» **Document section**
■ ■ ■ ■ ■ ■ ■
Are YouTube – and those behind it – actually confident that once a channel is banned there and on similar tech giant-controlled places – it actually disappears from the web?
If so, how short-sighted they must be. These days – not thanks to YouTube’s own dismal policies and the seemingly general trend towards perilous centralization of the internet – alternatives like Odysee, LBRY’s blockchain file-sharing and payment network website, are emerging as viable alternatives.
One of the shows that have been driven off YouTube is biology professor Bret Weinstein and co-host Heather Heying’s DarkHorse Podcast. But a tweet from LBRY announced this saying that the hosts will now be broadcasting exclusively on Odysee. And that you, the listener… can always #FollowTheSilence.
Or if you’re actually into listening to your media content – DarkHorse is (still) available as a downloadable/streaming audio file on any app perusing Apple Podcasts directory – or better yet – via the Podcast Index.
With the actual online availability of it unscathed, in an apparent age of rampant and largely inexplicable – at least in any terms a democratic society might choose to easily explain itself for censoring reach and content in the 21st century – out of the way, let’s delve into what DarkHorse podcast is.
Weinstein and Heying are both biology PhDs, and their knack seems to be viewing the world around them through an evolutionary lens.
■ ■ ■ ■ ■ ■ ■
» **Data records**
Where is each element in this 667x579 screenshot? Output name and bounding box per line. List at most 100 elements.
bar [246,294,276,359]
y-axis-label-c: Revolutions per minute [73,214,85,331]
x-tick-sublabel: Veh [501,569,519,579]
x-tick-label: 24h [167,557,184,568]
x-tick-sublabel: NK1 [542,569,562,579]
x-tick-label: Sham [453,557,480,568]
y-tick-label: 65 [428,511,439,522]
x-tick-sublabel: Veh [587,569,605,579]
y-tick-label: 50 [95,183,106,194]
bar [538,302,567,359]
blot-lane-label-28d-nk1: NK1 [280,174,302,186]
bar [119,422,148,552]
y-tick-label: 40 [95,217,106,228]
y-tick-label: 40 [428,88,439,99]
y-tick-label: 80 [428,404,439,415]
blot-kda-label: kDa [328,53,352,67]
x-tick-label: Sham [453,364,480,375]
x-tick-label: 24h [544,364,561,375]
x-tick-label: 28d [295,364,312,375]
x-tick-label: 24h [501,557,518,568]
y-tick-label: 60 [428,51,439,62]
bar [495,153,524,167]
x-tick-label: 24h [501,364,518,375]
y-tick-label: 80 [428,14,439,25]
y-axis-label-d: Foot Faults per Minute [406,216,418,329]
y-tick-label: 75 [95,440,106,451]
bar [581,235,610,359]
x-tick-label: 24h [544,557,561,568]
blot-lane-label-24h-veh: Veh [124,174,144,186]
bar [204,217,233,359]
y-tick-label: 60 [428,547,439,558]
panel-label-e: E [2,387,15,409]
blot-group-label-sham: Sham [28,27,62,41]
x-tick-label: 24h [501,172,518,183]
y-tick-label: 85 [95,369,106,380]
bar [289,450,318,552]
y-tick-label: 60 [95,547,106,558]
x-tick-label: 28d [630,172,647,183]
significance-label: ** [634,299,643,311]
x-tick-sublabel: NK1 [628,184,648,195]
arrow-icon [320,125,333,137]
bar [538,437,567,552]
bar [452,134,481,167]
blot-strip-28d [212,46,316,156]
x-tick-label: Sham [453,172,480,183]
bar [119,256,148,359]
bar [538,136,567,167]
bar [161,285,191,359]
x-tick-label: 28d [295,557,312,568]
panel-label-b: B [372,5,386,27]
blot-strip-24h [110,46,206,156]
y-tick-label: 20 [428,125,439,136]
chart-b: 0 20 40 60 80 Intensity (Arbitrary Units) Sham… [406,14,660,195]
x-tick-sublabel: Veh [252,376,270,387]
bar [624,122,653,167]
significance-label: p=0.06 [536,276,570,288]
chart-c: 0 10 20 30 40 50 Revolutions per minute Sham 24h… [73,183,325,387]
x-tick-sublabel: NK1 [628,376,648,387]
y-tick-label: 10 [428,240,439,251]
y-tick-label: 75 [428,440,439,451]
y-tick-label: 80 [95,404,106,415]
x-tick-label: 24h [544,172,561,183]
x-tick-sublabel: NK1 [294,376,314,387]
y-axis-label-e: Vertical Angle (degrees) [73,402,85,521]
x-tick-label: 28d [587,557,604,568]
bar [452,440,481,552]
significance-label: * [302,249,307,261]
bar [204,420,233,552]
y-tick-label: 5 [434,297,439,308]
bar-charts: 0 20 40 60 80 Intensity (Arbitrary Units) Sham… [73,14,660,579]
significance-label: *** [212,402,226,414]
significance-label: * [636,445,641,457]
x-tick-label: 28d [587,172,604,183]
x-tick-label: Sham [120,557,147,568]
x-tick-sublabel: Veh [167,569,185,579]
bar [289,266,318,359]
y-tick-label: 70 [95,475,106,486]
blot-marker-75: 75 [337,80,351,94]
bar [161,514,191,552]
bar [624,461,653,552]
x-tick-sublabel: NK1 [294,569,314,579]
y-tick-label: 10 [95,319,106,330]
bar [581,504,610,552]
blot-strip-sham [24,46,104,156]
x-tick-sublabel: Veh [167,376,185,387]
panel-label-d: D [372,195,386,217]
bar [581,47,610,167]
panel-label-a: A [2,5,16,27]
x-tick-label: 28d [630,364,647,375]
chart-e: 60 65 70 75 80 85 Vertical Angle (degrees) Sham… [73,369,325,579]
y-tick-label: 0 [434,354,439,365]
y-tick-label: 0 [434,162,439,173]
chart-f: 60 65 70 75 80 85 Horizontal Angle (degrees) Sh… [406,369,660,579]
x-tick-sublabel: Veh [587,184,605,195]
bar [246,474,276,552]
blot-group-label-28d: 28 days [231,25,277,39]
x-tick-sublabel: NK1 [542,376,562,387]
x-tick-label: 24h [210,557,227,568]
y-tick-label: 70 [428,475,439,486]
■ ■ ■ ■ ■ ■ ■
» **About this task**
Continue the article about the DarkHorse Podcast leaving YouTube, picking up right after its final sentence. None of these entries has any role in this exercise.

» **Response to the exercise**
What drove Weinstein, a historical Bernie Sanders supporter, and Heying, his wife, to launch the DarkHorse podcast was their own “revolutionary” lens – when dozens of Weinstein’s Evergreen State College students came to his classroom in 2017 to ask that he resign.
It was the “new reality” forming in the wake of the 2016 US election when the college demanded that Weinstein resign for not observing something called “Days of Absence,” during which white students and faculty were asked to stay home.
“What is occurring on college campuses is about power and control. Speech is impeded as a last resort,” Weinstein later told the House Oversight Committee.
Ousted from academia, Weinstein was hoping his voice might still be allowed on platforms like YouTube. But that was only until he brought up the highly weaponized Covid treatments like the politically weaponized Ivermectin in one of the videos, Matt Taibbi writes.